Extracted text START

Little Bitty Neck

Bruce Ham Head Shot

2014, five full years ago!

Bruce Ham Head Shot, 2-19

Little Neck, Today

About every five years, our marketing department decides that the leadership team at work needs new head shots.  These are pictures of your head – just your head – that you use for professional purposes.  Like when I speak at a conference, I’m often asked to send a “head shot” so I forward my pic.

 

I am fairly happy with my 2014 headshot.  I look young.  I’m not sure why we’d want to alter that.

My boss has looked the same for the past twenty years.  You could toss his past five headshots into a basket and not know which came first.  Me, not so much.  There is a definitive difference between late forties and mid-fifties.

I am compliant, so I went onto the Signup Genius to choose the time to meet with the photographer.  When my time came, I meandered unexcitedly to the small conference room where they had set up shop.  The email calling for new pics informed us that there would be a makeup/hair stylist to help us look our best.

I wondered why.  I mean, we’re the Y.  Aren’t we supposed to look recreational?  Besides, there are only like two employees at our corporate office who have ever worn makeup, and I don’t count because it was when I was in a play.

I showed up promptly at 11:20 AM.  I was allotted 15 minutes.  A VP of Marketing was ahead of me.  She looked great – wearing her Sunday best.

I knew there was little anyone could do with the hair.  And I declined the makeup.

She insisted, “I just want to take the sheen off of your forehead.”

I didn’t know my forehead had a sheen!  All this time I’ve been walking around with a shiny forehead and no one told me.  How embarrassing.

Extracted text END
Listed records START

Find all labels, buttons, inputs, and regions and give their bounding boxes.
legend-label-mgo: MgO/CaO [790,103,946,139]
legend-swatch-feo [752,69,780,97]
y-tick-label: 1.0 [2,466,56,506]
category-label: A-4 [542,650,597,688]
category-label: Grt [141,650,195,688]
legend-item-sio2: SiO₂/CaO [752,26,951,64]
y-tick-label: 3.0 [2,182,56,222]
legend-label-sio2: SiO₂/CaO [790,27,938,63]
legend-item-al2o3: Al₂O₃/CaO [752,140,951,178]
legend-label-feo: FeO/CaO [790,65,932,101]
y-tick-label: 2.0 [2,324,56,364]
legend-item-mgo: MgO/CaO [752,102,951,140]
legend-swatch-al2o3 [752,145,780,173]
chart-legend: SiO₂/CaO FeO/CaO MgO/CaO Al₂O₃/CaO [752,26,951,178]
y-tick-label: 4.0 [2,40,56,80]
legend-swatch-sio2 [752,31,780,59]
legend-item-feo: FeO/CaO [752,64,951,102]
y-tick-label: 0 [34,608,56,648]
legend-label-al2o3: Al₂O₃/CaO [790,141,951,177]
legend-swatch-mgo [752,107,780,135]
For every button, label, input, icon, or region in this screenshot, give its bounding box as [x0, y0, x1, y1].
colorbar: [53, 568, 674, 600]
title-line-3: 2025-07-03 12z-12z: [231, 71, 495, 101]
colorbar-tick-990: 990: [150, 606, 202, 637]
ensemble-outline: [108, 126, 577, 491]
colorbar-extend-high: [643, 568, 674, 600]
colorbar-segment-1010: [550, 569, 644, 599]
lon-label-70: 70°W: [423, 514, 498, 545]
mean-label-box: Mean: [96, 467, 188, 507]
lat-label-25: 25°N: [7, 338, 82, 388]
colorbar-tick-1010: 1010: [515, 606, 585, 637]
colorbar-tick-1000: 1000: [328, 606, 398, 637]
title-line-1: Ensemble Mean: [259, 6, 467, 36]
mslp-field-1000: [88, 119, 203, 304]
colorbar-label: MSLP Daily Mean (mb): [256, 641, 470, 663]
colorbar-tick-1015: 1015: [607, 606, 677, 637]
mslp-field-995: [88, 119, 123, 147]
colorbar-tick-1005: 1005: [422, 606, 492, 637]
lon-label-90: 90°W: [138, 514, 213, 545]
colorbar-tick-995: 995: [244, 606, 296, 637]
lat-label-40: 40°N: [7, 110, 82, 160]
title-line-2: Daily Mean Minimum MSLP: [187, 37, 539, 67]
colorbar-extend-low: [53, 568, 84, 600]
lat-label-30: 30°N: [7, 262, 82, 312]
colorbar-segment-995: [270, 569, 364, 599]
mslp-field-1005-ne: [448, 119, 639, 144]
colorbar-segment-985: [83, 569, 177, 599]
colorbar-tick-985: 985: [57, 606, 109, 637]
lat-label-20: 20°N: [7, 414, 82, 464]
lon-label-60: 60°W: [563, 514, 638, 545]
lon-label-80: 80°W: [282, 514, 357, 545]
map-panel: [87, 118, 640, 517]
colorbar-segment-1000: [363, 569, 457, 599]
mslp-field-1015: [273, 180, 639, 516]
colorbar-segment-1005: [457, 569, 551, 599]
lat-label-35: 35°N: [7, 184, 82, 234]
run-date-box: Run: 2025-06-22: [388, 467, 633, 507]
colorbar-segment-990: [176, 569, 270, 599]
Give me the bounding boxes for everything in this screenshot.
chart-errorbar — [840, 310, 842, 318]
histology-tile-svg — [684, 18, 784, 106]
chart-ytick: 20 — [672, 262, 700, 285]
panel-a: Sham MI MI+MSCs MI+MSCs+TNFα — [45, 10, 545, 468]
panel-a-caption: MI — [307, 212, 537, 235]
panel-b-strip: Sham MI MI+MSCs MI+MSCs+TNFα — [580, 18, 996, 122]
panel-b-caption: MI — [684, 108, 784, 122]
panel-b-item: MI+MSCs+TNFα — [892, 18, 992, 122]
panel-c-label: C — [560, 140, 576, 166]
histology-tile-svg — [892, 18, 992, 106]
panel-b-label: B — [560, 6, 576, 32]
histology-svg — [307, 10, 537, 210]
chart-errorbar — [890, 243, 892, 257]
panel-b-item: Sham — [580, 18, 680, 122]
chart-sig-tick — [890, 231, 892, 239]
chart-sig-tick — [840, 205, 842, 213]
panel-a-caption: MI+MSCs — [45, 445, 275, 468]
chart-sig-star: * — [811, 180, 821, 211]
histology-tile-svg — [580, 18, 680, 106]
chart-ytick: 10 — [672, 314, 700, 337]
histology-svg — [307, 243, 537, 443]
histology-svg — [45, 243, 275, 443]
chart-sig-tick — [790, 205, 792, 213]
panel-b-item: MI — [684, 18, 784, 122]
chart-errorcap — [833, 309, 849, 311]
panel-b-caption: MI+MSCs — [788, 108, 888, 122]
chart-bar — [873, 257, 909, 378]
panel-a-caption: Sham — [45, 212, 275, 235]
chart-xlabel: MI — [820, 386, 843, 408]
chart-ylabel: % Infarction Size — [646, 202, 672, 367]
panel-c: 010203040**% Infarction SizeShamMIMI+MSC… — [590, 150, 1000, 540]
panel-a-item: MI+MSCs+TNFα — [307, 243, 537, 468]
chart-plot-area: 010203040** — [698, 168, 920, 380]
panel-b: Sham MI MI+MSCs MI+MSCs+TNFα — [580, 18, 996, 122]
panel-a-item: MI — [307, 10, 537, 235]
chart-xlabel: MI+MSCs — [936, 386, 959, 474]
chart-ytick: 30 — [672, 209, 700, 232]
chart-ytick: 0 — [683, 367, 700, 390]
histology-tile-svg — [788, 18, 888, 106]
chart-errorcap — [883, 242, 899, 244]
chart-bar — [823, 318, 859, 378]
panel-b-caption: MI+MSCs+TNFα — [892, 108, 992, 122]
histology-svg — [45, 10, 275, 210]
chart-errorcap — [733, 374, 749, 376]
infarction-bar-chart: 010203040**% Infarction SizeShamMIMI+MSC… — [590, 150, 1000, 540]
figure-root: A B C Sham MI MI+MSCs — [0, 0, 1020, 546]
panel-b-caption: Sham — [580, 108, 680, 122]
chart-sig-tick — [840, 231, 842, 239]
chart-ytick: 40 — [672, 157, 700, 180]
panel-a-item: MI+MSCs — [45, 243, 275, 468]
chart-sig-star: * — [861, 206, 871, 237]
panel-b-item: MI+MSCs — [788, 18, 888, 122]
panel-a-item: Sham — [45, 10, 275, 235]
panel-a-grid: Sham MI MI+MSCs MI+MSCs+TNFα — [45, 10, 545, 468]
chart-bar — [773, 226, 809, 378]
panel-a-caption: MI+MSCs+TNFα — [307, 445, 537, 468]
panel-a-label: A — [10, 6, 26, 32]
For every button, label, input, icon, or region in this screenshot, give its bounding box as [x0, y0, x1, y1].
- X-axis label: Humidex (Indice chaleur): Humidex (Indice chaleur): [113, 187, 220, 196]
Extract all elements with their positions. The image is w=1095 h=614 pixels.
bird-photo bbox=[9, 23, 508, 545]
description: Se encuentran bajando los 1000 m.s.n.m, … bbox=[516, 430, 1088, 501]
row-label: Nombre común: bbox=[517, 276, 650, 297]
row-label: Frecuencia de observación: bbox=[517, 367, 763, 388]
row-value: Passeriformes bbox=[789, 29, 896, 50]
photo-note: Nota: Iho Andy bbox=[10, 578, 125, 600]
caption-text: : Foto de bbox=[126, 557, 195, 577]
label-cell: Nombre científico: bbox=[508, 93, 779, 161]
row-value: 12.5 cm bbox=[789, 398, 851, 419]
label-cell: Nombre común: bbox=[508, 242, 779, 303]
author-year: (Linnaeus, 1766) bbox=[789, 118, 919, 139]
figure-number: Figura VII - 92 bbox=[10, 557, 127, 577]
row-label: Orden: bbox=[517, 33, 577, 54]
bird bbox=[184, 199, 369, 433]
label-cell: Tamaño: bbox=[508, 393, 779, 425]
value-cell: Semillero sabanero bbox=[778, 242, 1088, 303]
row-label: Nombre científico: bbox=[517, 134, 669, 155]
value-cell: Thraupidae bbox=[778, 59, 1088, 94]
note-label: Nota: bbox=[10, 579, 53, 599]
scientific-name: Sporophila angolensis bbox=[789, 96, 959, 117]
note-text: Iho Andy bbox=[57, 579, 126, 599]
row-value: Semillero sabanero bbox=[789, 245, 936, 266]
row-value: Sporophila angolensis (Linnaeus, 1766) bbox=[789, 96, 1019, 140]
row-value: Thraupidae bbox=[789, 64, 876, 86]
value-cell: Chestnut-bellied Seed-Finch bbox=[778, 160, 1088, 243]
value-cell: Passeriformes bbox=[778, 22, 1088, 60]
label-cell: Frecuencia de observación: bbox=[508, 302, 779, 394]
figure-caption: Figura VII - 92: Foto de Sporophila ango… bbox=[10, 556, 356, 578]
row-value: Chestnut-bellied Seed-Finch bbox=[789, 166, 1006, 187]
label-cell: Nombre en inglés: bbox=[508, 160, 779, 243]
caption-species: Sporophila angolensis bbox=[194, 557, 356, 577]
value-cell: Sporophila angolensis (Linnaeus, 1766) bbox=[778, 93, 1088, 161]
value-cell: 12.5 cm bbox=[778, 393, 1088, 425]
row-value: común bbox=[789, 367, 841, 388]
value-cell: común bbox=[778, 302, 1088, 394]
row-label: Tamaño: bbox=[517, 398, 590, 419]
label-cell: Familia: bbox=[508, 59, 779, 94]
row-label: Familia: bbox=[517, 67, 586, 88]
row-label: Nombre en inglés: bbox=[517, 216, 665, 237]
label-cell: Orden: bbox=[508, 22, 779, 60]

Listed records END

In the post about office head shots, copy out the passage from "Little Neck, Today" to "to alter that.".

Little Neck, Today

About every five years, our marketing department decides that the leadership team at work needs new head shots.  These are pictures of your head – just your head – that you use for professional purposes.  Like when I speak at a conference, I’m often asked to send a “head shot” so I forward my pic.

 

I am fairly happy with my 2014 headshot.  I look young.  I’m not sure why we’d want to alter that.